Using the records provided below, locate and copy each line that contains the word "document".

Data records:
+--

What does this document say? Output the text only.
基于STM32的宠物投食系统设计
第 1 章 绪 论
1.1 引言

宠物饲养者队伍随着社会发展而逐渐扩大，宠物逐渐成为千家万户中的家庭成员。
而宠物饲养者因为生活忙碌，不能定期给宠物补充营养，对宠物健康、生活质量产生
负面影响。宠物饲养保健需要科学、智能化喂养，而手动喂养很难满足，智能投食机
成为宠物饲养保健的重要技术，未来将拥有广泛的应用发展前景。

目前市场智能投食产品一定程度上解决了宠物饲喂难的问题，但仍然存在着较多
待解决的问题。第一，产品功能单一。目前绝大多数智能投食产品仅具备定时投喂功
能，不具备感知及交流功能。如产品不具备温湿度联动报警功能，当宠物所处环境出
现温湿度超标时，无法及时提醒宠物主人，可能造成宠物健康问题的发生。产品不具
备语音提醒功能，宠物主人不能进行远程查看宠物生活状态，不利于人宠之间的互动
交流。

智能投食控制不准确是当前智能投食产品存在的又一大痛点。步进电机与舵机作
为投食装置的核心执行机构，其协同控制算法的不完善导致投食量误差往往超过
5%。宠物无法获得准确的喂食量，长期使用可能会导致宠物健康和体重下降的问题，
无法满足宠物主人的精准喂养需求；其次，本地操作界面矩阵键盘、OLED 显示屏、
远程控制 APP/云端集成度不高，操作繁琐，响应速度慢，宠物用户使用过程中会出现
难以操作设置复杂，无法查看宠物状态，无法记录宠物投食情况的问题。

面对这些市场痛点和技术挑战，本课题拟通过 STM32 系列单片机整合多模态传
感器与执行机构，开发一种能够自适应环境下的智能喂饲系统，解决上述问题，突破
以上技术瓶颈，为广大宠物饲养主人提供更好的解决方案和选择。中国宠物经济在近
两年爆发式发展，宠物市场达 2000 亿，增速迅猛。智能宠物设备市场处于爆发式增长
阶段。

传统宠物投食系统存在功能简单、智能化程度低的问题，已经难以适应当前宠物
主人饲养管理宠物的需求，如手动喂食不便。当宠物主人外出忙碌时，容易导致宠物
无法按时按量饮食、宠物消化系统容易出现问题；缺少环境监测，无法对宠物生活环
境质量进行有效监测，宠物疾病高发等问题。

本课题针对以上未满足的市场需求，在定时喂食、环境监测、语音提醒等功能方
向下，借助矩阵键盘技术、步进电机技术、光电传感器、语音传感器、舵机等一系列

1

+--

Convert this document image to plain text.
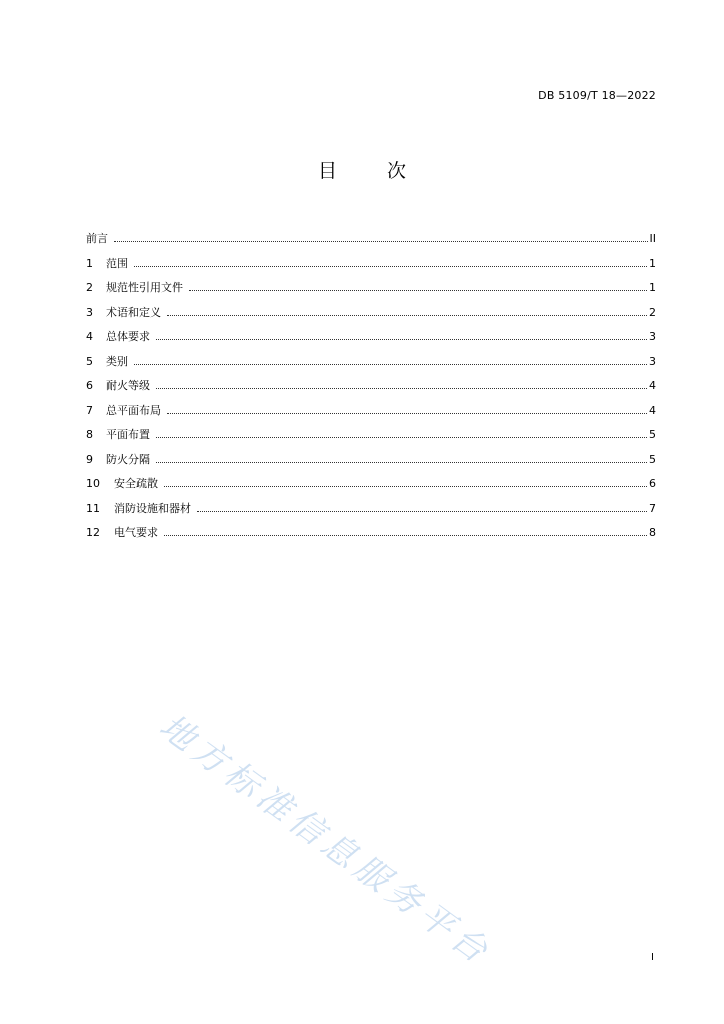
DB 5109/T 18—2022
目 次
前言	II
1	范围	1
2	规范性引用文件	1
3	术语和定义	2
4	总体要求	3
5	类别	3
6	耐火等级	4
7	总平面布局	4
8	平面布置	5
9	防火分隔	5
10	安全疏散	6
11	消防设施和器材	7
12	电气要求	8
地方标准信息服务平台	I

+--

## RESPONSE TO THE EXERCISE:
What does this document say? Output the text only.
Convert this document image to plain text.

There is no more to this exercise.